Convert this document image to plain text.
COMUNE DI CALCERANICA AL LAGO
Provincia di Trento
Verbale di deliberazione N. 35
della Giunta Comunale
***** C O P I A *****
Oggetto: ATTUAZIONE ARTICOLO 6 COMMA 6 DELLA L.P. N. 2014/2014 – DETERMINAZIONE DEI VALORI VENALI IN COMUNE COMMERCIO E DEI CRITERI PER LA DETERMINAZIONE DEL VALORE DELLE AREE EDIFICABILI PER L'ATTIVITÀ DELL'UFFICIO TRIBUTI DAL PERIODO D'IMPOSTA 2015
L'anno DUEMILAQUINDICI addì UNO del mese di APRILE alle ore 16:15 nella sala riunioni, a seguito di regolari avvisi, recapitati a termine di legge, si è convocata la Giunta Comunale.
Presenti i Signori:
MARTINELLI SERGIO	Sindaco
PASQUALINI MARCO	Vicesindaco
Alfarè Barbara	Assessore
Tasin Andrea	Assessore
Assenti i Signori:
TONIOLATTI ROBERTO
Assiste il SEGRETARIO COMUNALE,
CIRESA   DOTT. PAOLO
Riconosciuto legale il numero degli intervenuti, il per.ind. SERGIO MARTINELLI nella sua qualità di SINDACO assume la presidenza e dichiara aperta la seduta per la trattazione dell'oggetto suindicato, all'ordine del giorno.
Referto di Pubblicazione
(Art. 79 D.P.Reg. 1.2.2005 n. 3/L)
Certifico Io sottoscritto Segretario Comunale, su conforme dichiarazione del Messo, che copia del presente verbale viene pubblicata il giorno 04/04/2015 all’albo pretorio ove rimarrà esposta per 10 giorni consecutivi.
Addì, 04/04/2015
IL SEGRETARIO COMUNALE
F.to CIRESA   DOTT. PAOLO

● ● ● ●

GIVEN EXERCISE: Copy each line above that contains the string "SERGIO".

TASK RESPONSE:
MARTINELLI SERGIO	Sindaco
Riconosciuto legale il numero degli intervenuti, il per.ind. SERGIO MARTINELLI nella sua qualità di SINDACO assume la presidenza e dichiara aperta la seduta per la trattazione dell'oggetto suindicato, all'ordine del giorno.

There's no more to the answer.